- **Requirement**: Which lines below hold the word "домах"? Copy all of them.

- **Provided data**:

------------------------------------------------------------

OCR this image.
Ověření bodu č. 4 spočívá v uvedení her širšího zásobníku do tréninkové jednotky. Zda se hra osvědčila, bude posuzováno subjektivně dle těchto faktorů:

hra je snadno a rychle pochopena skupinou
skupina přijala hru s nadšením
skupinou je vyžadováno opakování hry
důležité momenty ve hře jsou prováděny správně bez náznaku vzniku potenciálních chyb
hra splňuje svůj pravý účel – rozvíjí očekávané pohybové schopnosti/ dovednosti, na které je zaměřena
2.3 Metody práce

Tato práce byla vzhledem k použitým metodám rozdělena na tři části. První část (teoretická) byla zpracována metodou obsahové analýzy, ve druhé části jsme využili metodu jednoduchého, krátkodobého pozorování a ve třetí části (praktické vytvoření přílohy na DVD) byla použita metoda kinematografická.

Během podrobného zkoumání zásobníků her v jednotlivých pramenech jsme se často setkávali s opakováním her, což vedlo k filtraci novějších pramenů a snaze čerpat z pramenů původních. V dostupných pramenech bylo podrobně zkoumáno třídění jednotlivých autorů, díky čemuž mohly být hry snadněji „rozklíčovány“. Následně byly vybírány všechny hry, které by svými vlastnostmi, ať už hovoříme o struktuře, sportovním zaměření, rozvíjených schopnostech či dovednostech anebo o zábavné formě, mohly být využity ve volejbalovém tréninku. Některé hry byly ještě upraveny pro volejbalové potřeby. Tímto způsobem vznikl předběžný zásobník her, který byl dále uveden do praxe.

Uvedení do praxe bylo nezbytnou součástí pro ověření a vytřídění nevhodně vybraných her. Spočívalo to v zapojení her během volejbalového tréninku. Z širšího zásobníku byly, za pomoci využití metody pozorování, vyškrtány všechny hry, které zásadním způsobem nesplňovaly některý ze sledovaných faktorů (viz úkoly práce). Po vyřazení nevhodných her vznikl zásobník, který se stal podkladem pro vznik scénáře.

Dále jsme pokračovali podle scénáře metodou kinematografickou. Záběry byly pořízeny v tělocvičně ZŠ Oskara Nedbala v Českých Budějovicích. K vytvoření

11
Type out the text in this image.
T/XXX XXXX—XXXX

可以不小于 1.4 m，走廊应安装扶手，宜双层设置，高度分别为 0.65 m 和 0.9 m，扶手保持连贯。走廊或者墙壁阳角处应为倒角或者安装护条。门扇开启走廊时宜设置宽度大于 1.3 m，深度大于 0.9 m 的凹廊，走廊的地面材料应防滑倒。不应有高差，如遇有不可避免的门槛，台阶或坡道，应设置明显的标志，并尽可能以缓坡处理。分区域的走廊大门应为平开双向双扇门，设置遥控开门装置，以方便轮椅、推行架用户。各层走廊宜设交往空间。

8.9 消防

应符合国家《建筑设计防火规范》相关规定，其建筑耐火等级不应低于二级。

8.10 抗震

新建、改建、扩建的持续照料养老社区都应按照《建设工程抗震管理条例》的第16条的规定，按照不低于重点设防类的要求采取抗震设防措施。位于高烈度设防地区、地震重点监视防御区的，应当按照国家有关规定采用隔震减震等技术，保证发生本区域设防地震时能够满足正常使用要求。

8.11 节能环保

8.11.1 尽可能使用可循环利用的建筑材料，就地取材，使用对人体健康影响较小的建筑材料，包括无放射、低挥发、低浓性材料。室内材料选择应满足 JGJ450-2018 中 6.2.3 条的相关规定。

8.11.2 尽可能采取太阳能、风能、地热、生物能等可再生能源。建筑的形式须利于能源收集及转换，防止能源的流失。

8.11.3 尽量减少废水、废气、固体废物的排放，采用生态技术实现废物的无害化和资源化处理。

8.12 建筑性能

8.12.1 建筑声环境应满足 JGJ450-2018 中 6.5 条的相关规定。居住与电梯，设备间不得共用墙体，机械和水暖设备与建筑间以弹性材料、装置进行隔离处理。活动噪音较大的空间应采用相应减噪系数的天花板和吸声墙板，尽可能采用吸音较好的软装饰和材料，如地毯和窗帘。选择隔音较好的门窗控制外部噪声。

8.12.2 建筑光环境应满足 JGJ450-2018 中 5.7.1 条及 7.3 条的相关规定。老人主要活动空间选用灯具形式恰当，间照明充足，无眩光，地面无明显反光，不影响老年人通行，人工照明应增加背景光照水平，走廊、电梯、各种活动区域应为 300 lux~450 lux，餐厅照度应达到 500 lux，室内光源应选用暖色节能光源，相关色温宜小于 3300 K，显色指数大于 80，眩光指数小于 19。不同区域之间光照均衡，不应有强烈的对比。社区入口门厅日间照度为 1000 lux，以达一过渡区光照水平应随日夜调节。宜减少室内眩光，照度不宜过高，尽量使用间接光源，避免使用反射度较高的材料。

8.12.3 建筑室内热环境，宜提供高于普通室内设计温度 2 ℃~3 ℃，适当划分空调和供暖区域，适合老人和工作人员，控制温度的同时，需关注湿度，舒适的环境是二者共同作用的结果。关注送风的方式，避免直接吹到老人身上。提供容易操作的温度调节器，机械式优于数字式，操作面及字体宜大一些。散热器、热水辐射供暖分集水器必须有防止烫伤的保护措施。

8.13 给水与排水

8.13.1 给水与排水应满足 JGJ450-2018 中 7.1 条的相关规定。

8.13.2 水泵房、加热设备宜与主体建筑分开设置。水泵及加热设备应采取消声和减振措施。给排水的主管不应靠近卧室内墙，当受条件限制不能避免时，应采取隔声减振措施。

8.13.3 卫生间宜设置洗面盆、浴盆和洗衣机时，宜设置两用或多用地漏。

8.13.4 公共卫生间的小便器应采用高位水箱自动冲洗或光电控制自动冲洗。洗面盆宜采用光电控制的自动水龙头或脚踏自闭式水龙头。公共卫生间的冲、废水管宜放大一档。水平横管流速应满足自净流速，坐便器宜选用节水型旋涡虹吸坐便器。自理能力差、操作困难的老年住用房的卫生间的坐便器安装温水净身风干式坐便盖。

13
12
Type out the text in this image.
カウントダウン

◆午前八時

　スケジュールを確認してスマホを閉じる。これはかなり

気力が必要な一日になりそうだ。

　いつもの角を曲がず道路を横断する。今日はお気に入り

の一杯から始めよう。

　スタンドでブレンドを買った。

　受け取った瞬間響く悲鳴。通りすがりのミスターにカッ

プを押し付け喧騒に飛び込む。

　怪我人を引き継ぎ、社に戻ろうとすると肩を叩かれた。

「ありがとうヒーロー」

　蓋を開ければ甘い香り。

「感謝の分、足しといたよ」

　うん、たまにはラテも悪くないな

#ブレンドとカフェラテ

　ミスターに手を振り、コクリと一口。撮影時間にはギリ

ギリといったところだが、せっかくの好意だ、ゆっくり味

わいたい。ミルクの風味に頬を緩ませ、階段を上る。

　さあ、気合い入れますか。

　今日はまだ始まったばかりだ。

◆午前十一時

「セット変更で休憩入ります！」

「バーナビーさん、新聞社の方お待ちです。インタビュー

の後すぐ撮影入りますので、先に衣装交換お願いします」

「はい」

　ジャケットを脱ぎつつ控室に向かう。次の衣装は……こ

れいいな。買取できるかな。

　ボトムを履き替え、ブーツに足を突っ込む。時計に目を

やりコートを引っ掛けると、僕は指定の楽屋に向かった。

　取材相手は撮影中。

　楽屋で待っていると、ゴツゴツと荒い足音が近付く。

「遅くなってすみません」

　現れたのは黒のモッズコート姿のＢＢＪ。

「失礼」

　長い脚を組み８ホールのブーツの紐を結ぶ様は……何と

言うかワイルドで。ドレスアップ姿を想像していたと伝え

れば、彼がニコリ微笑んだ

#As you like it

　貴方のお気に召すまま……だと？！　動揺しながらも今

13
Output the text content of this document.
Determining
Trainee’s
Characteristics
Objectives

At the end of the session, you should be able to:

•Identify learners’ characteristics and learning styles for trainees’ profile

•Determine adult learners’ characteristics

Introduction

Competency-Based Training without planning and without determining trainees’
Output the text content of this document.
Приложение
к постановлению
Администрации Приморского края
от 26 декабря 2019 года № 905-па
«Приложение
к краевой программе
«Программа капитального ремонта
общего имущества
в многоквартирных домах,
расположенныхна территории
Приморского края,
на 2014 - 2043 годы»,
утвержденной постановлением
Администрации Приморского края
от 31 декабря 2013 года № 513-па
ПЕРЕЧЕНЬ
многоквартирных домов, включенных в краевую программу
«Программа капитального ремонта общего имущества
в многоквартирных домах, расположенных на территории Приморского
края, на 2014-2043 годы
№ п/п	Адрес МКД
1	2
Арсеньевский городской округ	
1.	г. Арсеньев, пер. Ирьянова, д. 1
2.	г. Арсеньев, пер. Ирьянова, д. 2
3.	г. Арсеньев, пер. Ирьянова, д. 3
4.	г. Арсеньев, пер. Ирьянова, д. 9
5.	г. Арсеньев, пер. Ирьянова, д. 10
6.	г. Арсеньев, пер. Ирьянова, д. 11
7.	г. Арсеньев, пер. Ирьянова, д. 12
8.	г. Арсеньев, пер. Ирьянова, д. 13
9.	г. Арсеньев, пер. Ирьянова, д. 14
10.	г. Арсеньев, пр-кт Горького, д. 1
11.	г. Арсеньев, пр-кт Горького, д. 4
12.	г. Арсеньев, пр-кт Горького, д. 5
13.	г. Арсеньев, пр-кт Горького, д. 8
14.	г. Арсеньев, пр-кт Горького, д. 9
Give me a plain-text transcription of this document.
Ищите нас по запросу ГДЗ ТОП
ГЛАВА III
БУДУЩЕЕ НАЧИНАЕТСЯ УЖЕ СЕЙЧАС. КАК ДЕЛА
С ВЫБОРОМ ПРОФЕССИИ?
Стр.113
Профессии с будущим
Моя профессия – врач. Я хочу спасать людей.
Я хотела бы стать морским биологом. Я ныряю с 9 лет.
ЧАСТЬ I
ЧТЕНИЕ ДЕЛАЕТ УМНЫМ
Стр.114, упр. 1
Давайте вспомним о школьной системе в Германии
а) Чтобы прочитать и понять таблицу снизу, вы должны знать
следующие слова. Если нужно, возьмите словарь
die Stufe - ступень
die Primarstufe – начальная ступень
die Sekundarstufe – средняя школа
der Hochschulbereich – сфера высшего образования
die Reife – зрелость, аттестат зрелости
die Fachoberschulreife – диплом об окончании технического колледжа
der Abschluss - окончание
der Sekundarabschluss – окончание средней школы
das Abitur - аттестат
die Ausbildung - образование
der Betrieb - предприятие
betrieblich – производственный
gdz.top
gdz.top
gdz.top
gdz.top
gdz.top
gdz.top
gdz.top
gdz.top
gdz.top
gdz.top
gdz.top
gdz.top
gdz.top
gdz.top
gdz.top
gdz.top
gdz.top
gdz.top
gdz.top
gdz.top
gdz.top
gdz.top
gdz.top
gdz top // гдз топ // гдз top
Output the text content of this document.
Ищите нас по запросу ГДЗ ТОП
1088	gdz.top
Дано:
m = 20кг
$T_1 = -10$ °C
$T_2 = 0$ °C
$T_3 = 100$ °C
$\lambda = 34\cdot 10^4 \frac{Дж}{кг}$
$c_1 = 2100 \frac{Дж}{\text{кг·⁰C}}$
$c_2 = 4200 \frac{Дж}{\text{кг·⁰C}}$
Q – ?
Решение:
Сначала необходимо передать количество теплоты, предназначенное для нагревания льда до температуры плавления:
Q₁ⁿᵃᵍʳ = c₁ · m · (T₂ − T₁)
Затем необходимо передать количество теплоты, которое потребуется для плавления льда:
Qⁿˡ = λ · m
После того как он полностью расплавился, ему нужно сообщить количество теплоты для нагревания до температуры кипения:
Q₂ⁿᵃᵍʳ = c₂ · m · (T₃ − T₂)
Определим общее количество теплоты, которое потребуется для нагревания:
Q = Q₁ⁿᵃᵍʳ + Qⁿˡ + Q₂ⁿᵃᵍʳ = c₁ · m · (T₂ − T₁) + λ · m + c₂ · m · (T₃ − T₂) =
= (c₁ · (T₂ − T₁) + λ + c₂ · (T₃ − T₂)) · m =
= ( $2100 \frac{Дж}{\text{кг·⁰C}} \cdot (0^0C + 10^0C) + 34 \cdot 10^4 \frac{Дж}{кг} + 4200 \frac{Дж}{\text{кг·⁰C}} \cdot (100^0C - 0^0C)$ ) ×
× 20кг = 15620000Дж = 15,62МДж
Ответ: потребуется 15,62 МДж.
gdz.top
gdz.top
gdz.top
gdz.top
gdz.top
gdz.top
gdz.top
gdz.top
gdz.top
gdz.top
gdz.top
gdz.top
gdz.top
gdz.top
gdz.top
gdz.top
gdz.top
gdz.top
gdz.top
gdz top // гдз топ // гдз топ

------------------------------------------------------------

- **Solution to this exercise**:
в многоквартирных домах,
в многоквартирных домах, расположенных на территории Приморского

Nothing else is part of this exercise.